* _PASSAGE PROVIDED_
Space
Mars Orbiter Aims to Crack Mystery of Planet's Lost Water
Staff Reporter
First Posted: Nov 17, 2013 09:54 PM EST
Scientists have no doubts that oceans and rivers once pooled on the surface of Mars, but what happened to all that water is a long-standing mystery.
The prime suspect is the sun, which has been peeling away the planet's atmosphere, molecule by molecule, for billions of years.
Exactly how that happens is the goal of NASA's new Mars Atmosphere and Volatile Evolution Mission, or MAVEN, which is scheduled for launch at 1:28 p.m. EST/1828 GMT on Monday from Cape Canaveral Air Force Station in Florida.
Upon arrival in September 2014, MAVEN will put itself into orbit around Mars and begin scrutinizing the thin layer of gases that remains in its skies.
"MAVEN is going to focus on trying to understand what the history of the atmosphere has been, how the climate has changed through time and how that has influenced the evolution of the surface and the potential habitability - at least by microbes - of Mars,' said lead scientist Bruce Jakosky, with the University of Colorado at Boulder.
Specifically, MAVEN will look at how much and what type of radiation is coming from the sun and other cosmic sources and how that impacts gases in Mars' upper atmosphere.
Scientists have glimpsed the process from data collected by Europe's Mars Express orbiter and NASA's Curiosity rover, but never had the opportunity to profile the atmosphere and space environment around Mars simultaneously.
"We'll get a window on what is happening now so we can try and look backward at the evidence locked in the rocks and put the whole story together about Martian history and how it came to be such a challenging environment," said Mars scientist Pan Conrad, with NASA's Goddard Space Flight Center in Greenbelt, Maryland.
EARTH'S LOST TWIN?
The evidence for a warmer, wetter, more Earth-like Mars has been building for decades. Ancient rocks bear telltale chemical fingerprints of past interactions with water. The planet's surface is riddled with geologic features carved by water, such as channels, dried up riverbeds, lake deltas and other sedimentary deposits.

* _SUPPLIED INFORMATION_
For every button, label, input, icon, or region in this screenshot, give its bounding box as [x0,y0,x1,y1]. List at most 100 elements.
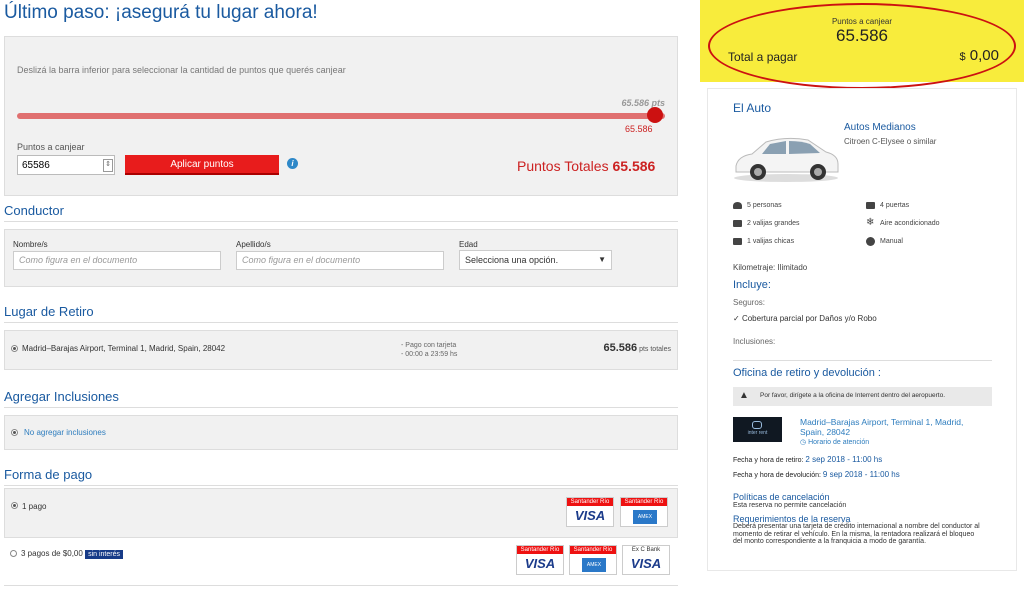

* _WHAT YOU WILL DO_
Please list every geologic feature carved by water that the Mars orbiter article names. The lines play no role here.

* _EXERCISE RESPONSE_
- Channels
- Dried up riverbeds
- Lake deltas
- Other sedimentary deposits